_Stored items from a collection:_
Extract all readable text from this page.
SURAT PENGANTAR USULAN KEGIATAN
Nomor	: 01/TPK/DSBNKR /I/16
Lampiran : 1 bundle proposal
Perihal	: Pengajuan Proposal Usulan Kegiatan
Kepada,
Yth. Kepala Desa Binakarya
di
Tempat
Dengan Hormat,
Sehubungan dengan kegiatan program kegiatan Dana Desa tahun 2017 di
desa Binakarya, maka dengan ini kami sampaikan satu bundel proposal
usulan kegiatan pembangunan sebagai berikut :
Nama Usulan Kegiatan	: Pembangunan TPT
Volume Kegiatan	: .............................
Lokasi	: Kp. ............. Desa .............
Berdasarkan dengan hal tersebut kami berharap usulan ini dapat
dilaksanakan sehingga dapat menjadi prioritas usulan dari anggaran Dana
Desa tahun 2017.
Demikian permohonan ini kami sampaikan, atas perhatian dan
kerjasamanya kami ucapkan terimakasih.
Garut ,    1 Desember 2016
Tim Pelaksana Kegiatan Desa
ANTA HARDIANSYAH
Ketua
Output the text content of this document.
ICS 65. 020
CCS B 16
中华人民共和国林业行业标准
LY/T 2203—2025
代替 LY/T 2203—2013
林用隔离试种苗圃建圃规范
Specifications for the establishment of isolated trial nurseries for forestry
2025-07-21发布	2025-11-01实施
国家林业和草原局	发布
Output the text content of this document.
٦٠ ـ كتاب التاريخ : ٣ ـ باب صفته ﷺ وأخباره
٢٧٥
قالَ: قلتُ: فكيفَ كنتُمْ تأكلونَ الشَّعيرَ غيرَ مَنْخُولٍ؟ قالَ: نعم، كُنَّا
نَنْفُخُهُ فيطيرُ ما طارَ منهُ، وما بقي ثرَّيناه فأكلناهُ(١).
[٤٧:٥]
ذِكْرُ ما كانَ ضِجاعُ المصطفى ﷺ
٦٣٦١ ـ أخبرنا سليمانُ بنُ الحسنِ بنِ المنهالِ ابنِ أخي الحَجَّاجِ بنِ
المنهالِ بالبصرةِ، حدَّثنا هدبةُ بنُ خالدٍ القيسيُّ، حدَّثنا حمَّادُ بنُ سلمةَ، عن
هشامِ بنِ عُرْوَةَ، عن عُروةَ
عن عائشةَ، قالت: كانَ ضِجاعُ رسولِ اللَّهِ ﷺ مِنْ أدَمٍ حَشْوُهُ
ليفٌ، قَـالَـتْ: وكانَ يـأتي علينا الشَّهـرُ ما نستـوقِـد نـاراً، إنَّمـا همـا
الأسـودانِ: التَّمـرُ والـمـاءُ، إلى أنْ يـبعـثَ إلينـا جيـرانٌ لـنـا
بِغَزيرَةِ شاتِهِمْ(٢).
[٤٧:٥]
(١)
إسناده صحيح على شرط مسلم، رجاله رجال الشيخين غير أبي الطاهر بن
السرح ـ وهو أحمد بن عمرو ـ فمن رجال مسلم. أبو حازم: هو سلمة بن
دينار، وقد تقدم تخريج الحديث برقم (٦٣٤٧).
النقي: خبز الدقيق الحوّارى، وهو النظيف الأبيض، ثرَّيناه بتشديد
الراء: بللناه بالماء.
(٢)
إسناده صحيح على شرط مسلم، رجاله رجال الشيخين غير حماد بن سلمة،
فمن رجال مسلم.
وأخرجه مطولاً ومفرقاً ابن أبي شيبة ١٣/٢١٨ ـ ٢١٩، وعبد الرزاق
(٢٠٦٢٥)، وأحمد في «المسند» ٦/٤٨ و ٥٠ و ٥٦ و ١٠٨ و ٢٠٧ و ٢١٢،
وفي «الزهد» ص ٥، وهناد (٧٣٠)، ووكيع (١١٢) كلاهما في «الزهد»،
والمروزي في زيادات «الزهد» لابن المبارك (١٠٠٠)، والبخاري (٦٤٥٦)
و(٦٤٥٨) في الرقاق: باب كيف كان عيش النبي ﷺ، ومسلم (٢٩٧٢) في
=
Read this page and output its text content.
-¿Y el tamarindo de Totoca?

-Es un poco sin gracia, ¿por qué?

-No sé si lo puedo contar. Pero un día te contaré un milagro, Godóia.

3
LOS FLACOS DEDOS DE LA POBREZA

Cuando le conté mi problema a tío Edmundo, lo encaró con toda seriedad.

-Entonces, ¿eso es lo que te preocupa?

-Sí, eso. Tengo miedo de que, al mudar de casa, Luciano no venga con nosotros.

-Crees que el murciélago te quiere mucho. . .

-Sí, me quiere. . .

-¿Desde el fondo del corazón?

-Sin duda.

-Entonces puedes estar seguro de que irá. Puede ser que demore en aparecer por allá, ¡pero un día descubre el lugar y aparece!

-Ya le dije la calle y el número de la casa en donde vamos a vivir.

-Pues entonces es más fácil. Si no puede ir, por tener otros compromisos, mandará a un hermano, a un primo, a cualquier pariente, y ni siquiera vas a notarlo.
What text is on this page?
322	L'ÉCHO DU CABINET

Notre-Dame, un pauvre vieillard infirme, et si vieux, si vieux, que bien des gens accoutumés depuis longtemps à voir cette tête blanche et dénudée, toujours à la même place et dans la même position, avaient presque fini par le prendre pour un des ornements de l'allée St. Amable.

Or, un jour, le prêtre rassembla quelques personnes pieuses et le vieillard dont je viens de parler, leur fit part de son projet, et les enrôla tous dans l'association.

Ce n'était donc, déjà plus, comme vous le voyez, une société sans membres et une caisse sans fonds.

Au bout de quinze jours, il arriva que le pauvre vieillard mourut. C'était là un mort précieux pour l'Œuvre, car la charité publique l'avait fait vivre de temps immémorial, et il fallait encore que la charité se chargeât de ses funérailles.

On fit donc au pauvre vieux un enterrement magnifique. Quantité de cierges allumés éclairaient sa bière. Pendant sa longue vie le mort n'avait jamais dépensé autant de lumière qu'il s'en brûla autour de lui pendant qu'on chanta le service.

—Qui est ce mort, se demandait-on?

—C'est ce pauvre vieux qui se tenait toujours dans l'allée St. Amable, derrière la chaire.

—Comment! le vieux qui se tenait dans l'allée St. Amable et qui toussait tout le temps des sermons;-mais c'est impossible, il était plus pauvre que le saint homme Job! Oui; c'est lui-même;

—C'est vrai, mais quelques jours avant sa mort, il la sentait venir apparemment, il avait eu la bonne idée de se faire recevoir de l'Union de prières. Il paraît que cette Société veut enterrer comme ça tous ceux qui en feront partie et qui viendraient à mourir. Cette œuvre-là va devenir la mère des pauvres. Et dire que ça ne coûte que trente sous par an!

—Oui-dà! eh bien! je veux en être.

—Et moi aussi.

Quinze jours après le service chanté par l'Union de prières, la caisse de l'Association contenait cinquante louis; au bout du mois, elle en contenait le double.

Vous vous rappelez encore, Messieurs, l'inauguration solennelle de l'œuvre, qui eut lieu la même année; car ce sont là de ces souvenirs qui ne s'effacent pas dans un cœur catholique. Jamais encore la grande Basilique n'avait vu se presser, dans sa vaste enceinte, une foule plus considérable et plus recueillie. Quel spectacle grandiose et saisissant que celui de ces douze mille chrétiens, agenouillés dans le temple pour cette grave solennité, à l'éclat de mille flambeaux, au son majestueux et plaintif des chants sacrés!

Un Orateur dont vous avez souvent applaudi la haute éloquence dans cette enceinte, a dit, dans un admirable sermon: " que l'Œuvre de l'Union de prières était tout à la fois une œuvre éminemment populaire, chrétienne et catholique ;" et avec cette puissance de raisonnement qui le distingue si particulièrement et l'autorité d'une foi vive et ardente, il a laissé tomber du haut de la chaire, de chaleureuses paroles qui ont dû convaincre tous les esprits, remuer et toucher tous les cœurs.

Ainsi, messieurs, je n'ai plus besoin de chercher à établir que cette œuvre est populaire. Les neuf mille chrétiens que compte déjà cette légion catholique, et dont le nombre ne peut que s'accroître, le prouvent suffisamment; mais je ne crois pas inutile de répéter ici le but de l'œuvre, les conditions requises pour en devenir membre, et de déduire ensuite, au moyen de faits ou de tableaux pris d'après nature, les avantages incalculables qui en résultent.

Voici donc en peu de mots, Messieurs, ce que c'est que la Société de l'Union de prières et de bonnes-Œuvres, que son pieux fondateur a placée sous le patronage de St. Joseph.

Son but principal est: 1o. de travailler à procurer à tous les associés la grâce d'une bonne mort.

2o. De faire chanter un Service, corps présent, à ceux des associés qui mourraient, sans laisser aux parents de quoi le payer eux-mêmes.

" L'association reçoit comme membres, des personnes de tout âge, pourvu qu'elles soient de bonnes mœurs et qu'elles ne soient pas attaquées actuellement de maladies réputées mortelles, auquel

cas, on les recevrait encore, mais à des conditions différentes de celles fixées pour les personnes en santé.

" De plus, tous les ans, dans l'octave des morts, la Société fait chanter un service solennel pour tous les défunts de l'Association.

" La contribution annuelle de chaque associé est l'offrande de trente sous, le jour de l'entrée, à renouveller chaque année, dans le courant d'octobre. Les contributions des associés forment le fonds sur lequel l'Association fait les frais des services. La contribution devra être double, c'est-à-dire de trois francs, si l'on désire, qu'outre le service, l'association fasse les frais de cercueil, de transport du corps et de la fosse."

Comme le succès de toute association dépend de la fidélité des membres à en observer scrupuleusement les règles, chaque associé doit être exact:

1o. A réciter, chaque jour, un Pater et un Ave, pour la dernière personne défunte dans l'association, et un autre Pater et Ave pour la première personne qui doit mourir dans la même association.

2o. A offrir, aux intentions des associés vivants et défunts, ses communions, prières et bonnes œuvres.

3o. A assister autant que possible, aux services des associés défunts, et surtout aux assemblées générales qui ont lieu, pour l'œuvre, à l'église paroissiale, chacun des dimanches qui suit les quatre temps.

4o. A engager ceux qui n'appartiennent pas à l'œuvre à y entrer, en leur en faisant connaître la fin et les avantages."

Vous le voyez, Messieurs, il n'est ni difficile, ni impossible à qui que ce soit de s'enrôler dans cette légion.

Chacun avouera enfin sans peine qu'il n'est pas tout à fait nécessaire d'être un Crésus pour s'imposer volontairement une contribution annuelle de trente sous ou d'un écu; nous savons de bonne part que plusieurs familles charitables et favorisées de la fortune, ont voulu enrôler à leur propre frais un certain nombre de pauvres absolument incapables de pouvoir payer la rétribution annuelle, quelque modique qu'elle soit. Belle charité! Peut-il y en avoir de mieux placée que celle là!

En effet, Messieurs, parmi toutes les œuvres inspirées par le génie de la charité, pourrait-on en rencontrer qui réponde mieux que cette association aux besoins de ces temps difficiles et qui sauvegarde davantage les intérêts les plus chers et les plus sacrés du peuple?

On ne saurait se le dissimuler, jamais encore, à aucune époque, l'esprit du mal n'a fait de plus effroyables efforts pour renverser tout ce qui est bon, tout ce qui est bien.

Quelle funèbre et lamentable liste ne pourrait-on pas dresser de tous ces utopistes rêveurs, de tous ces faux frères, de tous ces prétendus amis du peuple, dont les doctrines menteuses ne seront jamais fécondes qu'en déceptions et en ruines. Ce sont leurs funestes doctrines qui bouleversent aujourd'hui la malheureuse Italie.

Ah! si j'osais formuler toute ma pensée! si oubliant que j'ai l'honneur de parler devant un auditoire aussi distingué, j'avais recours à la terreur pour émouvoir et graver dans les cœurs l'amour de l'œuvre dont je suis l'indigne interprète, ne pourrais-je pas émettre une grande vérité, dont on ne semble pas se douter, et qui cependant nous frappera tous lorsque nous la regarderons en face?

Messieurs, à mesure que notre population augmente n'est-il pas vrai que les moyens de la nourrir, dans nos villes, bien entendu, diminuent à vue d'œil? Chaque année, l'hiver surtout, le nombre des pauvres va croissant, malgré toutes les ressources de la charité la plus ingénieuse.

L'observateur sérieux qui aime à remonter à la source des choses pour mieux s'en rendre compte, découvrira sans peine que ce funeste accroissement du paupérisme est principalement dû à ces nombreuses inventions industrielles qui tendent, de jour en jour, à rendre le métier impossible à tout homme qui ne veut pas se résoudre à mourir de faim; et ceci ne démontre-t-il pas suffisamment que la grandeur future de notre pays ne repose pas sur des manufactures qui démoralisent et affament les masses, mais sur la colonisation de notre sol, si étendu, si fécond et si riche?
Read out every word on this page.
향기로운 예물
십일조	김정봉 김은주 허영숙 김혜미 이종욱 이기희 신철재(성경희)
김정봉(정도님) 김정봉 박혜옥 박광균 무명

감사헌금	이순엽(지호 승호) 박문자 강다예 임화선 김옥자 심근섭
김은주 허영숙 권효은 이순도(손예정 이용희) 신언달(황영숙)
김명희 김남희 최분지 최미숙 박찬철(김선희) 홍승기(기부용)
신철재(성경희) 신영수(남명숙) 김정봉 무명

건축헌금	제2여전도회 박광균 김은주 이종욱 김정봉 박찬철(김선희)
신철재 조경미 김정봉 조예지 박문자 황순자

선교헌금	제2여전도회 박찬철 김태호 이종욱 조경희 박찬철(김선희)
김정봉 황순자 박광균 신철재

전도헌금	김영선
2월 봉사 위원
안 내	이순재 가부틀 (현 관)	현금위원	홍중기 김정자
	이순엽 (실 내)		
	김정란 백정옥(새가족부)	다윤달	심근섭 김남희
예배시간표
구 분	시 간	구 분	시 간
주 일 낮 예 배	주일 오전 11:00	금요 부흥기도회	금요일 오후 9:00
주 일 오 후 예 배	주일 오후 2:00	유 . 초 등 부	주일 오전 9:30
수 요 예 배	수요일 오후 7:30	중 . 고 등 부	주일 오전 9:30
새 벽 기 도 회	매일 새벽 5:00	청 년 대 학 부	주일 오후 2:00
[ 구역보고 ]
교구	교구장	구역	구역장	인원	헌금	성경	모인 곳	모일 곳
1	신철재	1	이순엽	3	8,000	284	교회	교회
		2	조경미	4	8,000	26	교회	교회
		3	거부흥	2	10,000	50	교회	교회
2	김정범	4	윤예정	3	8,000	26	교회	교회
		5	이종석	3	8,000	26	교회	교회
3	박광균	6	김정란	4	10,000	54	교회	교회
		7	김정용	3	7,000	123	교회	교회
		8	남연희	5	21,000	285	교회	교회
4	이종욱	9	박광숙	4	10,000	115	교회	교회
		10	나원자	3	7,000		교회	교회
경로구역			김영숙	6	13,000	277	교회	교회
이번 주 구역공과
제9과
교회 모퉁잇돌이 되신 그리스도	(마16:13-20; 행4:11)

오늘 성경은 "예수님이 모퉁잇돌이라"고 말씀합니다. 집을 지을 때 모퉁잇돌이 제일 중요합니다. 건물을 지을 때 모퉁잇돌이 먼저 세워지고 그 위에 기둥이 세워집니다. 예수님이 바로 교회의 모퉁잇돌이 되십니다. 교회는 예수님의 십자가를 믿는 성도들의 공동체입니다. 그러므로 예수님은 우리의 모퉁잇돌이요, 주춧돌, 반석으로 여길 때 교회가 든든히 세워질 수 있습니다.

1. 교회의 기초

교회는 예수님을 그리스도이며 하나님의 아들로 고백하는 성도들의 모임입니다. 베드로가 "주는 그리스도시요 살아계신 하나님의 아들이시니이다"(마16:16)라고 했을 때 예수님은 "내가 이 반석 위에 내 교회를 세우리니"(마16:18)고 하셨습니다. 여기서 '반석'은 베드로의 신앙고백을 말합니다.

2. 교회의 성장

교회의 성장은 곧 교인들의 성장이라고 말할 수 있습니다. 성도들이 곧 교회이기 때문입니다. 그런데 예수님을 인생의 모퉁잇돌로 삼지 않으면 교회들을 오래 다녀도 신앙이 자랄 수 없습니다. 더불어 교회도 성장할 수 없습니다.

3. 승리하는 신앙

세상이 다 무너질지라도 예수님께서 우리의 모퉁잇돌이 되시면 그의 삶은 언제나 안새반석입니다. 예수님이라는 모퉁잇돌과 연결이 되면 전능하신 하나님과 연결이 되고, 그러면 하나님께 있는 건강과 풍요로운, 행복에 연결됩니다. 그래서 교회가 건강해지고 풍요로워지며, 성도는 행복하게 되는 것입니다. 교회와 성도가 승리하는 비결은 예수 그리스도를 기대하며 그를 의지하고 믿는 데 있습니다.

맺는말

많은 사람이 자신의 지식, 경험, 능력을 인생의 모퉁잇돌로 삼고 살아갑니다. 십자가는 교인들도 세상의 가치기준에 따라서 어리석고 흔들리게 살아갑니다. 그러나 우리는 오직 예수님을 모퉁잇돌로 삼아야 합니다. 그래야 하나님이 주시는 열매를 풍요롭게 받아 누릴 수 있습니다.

_WORK INSTRUCTIONS:_ Each line in the listing above either holds the string "승리하는" or does not; state how many do, giving the number only.

_FINAL RESULT:_ 2